Your task is to restate the data word for word.

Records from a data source
┌────────

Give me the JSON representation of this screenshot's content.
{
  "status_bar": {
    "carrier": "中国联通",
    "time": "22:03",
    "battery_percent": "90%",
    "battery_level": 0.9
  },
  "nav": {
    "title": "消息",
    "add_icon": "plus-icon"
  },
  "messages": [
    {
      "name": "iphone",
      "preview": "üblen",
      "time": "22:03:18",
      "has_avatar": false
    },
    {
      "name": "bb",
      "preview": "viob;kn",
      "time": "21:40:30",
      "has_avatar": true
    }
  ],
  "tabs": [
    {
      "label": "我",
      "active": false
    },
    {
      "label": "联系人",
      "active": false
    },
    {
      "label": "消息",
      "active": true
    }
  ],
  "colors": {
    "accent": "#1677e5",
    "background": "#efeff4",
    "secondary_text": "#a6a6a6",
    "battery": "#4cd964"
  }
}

└────────

_Answer_
Give me the JSON representation of this screenshot's content.
{
  "status_bar": {
    "carrier": "中国联通",
    "time": "22:03",
    "battery_percent": "90%",
    "battery_level": 0.9
  },
  "nav": {
    "title": "消息",
    "add_icon": "plus-icon"
  },
  "messages": [
    {
      "name": "iphone",
      "preview": "üblen",
      "time": "22:03:18",
      "has_avatar": false
    },
    {
      "name": "bb",
      "preview": "viob;kn",
      "time": "21:40:30",
      "has_avatar": true
    }
  ],
  "tabs": [
    {
      "label": "我",
      "active": false
    },
    {
      "label": "联系人",
      "active": false
    },
    {
      "label": "消息",
      "active": true
    }
  ],
  "colors": {
    "accent": "#1677e5",
    "background": "#efeff4",
    "secondary_text": "#a6a6a6",
    "battery": "#4cd964"
  }
}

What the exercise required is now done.